▶ [Written problem]: Output each entry verbatim and exclude every picture from it.

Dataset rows

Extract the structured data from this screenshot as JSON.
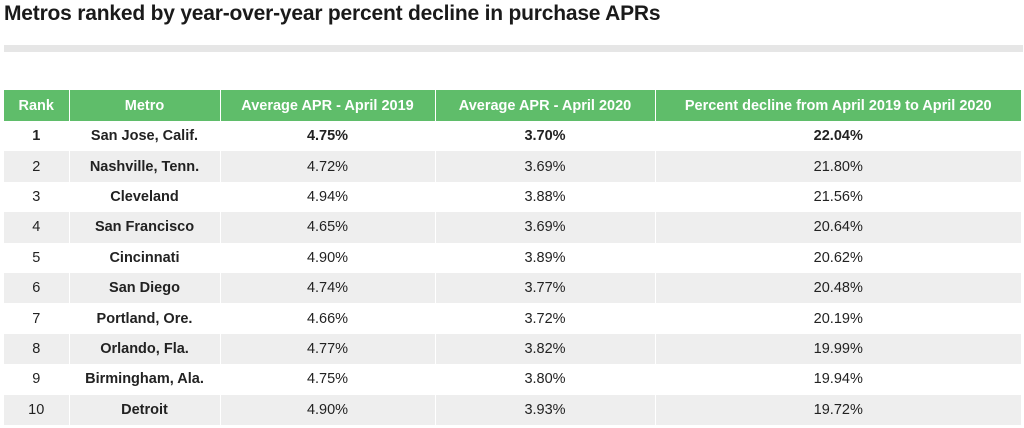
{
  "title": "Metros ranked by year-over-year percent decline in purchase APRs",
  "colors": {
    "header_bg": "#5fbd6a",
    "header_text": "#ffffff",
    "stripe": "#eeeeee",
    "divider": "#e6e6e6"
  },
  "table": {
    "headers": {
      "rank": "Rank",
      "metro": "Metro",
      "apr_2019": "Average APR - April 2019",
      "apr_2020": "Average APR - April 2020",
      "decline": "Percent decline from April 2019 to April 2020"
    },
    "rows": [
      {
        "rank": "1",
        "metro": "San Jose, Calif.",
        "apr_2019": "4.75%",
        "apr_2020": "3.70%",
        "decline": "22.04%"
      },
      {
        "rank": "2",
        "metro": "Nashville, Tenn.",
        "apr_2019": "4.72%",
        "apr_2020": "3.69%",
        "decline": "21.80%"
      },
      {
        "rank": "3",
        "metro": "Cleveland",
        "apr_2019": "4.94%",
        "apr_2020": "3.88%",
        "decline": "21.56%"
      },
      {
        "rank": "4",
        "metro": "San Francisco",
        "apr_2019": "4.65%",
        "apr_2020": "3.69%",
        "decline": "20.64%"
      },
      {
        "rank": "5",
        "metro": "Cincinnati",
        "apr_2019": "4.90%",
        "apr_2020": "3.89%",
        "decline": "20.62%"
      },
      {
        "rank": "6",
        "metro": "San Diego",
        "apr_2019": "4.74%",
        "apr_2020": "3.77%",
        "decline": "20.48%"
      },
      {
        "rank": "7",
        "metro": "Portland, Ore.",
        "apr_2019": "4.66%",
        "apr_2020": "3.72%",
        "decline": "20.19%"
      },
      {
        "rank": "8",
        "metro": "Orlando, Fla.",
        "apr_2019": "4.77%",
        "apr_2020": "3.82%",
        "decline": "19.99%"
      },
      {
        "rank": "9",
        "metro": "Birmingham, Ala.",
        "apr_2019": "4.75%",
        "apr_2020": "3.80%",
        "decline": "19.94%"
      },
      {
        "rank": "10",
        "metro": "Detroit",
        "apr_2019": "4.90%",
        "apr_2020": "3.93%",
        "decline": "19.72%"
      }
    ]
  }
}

▶ [Solution for this problem]:
Extract the structured data from this screenshot as JSON.
{
  "title": "Metros ranked by year-over-year percent decline in purchase APRs",
  "colors": {
    "header_bg": "#5fbd6a",
    "header_text": "#ffffff",
    "stripe": "#eeeeee",
    "divider": "#e6e6e6"
  },
  "table": {
    "headers": {
      "rank": "Rank",
      "metro": "Metro",
      "apr_2019": "Average APR - April 2019",
      "apr_2020": "Average APR - April 2020",
      "decline": "Percent decline from April 2019 to April 2020"
    },
    "rows": [
      {
        "rank": "1",
        "metro": "San Jose, Calif.",
        "apr_2019": "4.75%",
        "apr_2020": "3.70%",
        "decline": "22.04%"
      },
      {
        "rank": "2",
        "metro": "Nashville, Tenn.",
        "apr_2019": "4.72%",
        "apr_2020": "3.69%",
        "decline": "21.80%"
      },
      {
        "rank": "3",
        "metro": "Cleveland",
        "apr_2019": "4.94%",
        "apr_2020": "3.88%",
        "decline": "21.56%"
      },
      {
        "rank": "4",
        "metro": "San Francisco",
        "apr_2019": "4.65%",
        "apr_2020": "3.69%",
        "decline": "20.64%"
      },
      {
        "rank": "5",
        "metro": "Cincinnati",
        "apr_2019": "4.90%",
        "apr_2020": "3.89%",
        "decline": "20.62%"
      },
      {
        "rank": "6",
        "metro": "San Diego",
        "apr_2019": "4.74%",
        "apr_2020": "3.77%",
        "decline": "20.48%"
      },
      {
        "rank": "7",
        "metro": "Portland, Ore.",
        "apr_2019": "4.66%",
        "apr_2020": "3.72%",
        "decline": "20.19%"
      },
      {
        "rank": "8",
        "metro": "Orlando, Fla.",
        "apr_2019": "4.77%",
        "apr_2020": "3.82%",
        "decline": "19.99%"
      },
      {
        "rank": "9",
        "metro": "Birmingham, Ala.",
        "apr_2019": "4.75%",
        "apr_2020": "3.80%",
        "decline": "19.94%"
      },
      {
        "rank": "10",
        "metro": "Detroit",
        "apr_2019": "4.90%",
        "apr_2020": "3.93%",
        "decline": "19.72%"
      }
    ]
  }
}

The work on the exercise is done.